━━━━━ Exercise data

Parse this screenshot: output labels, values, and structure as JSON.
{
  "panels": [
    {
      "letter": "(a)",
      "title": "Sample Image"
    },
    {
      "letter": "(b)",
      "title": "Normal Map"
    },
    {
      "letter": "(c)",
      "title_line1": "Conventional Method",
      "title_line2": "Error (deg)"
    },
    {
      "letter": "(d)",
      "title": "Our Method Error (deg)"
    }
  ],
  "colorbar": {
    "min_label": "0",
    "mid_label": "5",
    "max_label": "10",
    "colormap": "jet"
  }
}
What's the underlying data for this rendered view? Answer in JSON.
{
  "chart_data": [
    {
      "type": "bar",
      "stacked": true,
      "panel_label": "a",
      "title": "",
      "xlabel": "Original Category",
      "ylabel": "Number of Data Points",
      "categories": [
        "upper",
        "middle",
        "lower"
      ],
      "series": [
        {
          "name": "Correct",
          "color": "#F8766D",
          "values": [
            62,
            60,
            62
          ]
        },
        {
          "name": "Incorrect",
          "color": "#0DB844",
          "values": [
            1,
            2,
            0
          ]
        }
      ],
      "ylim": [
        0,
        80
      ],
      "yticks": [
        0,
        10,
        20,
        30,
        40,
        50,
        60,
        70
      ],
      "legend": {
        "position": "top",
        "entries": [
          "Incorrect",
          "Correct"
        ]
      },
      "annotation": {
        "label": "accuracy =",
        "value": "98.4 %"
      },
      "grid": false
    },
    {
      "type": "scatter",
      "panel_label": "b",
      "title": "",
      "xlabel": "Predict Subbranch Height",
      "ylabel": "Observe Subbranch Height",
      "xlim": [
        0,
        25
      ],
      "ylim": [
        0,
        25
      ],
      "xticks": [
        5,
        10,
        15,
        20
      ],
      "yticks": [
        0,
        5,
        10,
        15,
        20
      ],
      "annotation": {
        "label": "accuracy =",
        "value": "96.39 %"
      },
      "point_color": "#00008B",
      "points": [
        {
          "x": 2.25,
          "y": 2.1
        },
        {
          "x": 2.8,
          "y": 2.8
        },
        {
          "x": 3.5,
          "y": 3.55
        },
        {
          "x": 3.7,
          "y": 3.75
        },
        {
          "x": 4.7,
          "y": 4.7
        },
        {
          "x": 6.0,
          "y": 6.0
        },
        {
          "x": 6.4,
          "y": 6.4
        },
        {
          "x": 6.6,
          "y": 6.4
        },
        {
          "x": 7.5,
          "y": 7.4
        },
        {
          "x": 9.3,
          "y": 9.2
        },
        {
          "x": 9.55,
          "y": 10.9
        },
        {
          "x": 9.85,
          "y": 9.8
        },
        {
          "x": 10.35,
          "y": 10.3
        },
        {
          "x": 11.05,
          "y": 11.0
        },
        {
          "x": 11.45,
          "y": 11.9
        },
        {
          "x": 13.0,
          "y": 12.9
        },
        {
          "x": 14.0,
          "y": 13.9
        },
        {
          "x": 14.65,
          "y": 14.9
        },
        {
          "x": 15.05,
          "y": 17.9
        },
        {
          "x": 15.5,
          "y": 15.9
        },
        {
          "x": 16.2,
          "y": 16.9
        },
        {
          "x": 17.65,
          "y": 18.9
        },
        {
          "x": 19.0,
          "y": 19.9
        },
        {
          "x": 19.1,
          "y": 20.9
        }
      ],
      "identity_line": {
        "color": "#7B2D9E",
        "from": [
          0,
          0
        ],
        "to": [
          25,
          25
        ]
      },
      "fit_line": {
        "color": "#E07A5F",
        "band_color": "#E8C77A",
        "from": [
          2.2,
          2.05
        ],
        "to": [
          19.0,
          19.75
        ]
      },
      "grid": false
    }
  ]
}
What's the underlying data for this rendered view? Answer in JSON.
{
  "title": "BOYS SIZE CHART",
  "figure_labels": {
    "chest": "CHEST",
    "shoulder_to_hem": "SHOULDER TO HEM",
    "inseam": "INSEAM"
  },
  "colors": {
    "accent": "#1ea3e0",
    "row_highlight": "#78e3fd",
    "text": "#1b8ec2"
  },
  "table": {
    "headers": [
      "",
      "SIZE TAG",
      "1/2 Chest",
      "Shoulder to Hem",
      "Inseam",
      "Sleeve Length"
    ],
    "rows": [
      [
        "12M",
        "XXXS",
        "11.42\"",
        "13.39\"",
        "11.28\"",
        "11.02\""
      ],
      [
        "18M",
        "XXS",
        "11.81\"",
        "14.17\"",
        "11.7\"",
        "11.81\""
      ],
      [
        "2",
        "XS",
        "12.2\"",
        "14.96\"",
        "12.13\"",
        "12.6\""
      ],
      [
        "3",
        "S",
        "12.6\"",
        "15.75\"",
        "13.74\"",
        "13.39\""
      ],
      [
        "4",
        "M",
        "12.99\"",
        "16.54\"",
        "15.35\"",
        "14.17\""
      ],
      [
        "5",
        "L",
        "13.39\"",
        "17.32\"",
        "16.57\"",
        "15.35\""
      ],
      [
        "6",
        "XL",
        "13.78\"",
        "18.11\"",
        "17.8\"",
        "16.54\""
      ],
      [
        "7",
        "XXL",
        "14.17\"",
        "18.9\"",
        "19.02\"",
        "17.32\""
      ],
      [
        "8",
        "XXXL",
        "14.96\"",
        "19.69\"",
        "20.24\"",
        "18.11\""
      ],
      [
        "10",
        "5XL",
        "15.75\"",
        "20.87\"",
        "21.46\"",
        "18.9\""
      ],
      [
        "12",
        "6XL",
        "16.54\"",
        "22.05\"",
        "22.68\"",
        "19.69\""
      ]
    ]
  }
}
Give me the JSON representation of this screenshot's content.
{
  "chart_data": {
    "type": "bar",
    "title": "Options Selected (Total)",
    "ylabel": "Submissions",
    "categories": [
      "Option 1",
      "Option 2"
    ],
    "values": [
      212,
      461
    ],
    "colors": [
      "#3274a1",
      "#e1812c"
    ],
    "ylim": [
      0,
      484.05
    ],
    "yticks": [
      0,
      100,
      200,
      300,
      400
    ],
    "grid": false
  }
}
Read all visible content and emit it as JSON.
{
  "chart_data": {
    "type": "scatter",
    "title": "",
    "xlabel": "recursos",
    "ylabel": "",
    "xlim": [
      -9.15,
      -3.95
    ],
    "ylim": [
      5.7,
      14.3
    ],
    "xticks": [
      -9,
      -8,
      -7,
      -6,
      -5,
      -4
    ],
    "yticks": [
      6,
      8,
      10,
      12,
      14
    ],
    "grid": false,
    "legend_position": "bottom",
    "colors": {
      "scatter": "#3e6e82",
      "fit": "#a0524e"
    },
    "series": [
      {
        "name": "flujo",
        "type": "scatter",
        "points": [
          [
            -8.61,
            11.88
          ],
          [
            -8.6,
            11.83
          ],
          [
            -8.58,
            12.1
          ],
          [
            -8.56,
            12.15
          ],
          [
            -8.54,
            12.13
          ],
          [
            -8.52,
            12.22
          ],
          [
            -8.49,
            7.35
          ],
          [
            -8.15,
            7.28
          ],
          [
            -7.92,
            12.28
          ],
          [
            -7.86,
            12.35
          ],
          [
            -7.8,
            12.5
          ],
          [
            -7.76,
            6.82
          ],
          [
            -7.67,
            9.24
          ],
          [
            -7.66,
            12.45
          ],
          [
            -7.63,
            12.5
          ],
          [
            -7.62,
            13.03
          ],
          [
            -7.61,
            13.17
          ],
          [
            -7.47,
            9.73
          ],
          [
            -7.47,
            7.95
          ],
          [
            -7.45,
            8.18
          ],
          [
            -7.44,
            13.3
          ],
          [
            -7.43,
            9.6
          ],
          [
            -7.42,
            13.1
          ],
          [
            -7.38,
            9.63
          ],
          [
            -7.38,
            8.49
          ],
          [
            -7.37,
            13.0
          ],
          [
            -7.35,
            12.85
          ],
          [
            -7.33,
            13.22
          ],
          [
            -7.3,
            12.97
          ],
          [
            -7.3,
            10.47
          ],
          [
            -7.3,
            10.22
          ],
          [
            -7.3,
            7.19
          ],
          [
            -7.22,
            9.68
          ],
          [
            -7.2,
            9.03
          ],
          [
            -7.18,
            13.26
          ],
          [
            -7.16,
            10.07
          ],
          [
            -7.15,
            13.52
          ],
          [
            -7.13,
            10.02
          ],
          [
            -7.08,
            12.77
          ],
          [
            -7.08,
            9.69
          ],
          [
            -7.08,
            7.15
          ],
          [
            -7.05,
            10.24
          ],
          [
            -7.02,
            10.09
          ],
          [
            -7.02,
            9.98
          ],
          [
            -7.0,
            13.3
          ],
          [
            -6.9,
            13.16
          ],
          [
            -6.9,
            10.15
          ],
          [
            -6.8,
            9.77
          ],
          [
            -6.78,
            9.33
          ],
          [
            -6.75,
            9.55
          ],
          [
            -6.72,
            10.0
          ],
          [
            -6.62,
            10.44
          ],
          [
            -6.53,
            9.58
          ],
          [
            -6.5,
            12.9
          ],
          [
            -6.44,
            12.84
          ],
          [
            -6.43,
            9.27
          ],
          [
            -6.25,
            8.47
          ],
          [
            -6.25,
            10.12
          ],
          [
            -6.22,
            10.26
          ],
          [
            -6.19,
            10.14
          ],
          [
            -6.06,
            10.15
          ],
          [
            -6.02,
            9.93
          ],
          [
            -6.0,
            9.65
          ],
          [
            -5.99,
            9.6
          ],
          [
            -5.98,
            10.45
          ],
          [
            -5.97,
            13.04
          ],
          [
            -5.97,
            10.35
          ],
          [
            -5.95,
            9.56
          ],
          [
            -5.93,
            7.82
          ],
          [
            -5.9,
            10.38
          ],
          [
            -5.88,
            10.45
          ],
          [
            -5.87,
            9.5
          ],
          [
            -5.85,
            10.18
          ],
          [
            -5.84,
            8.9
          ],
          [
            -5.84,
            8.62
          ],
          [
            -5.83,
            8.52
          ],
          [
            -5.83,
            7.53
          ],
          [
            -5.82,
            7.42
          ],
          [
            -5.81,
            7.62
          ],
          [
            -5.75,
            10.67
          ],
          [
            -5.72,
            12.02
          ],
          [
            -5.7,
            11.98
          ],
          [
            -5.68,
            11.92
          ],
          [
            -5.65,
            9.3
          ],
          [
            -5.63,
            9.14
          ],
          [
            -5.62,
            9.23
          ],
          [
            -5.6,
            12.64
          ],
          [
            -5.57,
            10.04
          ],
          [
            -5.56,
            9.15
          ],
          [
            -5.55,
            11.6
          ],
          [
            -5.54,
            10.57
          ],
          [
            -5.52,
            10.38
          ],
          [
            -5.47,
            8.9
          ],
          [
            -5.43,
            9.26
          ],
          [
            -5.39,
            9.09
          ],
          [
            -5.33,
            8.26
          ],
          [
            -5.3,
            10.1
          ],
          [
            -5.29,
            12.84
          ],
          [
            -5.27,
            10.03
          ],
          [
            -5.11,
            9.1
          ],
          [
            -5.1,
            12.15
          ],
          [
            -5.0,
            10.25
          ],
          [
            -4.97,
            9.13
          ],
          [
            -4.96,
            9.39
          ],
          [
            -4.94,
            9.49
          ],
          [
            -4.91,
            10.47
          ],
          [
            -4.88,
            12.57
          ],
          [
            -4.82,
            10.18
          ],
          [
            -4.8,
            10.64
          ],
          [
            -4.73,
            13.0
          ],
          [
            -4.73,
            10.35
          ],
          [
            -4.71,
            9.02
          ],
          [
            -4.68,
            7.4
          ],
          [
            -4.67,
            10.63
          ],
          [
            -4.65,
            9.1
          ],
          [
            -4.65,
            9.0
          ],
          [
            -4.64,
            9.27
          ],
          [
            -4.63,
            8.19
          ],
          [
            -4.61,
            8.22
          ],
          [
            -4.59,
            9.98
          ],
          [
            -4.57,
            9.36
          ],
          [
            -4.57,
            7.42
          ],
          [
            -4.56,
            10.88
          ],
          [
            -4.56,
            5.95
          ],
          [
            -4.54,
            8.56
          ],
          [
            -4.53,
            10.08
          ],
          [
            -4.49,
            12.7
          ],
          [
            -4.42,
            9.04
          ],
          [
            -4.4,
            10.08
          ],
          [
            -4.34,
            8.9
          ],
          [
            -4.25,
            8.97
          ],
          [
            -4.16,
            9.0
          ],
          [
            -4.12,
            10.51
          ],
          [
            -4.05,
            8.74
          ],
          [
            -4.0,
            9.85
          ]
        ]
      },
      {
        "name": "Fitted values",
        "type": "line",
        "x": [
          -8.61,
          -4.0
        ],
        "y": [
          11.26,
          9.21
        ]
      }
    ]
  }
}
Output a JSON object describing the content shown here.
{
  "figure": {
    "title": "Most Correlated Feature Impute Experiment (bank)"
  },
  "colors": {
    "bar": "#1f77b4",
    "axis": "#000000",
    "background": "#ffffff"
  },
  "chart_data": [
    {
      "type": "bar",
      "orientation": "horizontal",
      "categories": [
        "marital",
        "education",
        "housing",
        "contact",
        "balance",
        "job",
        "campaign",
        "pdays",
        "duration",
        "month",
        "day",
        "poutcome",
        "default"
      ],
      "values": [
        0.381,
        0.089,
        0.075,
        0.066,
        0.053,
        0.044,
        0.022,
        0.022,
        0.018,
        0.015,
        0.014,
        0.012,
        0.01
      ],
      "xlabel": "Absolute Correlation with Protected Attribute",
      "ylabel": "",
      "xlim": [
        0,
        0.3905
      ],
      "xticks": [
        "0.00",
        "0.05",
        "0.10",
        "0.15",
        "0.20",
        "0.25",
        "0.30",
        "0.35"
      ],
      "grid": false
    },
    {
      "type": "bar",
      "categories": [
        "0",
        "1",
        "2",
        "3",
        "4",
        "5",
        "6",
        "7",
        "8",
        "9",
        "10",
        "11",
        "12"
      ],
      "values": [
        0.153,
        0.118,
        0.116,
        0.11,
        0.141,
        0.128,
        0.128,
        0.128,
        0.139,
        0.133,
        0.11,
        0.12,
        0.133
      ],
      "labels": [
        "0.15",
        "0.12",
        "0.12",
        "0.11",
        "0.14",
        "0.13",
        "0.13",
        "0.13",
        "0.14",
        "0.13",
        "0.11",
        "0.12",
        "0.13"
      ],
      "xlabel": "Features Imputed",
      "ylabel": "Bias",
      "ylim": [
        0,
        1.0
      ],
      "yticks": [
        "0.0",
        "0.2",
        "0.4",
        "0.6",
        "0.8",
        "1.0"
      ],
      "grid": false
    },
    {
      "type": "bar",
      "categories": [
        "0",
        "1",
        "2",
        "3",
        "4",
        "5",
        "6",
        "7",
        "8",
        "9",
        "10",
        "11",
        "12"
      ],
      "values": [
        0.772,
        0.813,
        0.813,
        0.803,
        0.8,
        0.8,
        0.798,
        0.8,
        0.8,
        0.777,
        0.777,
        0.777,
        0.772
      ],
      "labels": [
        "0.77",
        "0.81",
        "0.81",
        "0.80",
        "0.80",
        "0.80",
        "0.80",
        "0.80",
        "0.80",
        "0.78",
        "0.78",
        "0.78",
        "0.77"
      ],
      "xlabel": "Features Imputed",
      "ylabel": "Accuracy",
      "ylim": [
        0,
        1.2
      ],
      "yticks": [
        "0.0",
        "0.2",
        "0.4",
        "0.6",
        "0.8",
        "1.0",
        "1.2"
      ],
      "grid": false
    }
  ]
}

━━━━━━━━━━

Find the lines above holding the word "Error" and show them.

      "title_line2": "Error (deg)"
      "title": "Our Method Error (deg)"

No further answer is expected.